▶ **ABOUT THIS TASK**:
Write out an exact copy of the line with "Give me the" and of each line after it, through the end of the records below.

Website and app data records
****************
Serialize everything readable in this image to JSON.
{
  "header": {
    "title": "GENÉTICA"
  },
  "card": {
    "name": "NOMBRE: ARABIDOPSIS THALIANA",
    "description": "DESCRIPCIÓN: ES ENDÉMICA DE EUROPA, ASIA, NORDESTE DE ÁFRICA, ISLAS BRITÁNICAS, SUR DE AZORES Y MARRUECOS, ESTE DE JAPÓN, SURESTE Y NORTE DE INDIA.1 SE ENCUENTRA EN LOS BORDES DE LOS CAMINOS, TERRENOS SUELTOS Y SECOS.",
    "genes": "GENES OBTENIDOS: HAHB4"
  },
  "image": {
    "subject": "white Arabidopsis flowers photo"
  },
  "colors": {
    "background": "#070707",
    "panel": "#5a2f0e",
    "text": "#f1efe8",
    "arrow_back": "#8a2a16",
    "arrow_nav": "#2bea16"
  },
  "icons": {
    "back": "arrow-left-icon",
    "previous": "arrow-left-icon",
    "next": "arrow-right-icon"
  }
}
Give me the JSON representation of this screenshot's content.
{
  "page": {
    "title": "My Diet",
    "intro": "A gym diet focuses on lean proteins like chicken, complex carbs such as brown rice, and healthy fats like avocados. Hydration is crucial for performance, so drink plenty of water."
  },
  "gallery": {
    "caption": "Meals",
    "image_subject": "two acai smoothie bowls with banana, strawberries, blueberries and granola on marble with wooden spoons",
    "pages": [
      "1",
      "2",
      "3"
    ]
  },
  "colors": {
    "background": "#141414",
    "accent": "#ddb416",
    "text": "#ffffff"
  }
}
****************
▶ **WRITTEN ANSWER**:
Give me the JSON representation of this screenshot's content.
{
  "page": {
    "title": "My Diet",
    "intro": "A gym diet focuses on lean proteins like chicken, complex carbs such as brown rice, and healthy fats like avocados. Hydration is crucial for performance, so drink plenty of water."
  },
  "gallery": {
    "caption": "Meals",
    "image_subject": "two acai smoothie bowls with banana, strawberries, blueberries and granola on marble with wooden spoons",
    "pages": [
      "1",
      "2",
      "3"
    ]
  },
  "colors": {
    "background": "#141414",
    "accent": "#ddb416",
    "text": "#ffffff"
  }
}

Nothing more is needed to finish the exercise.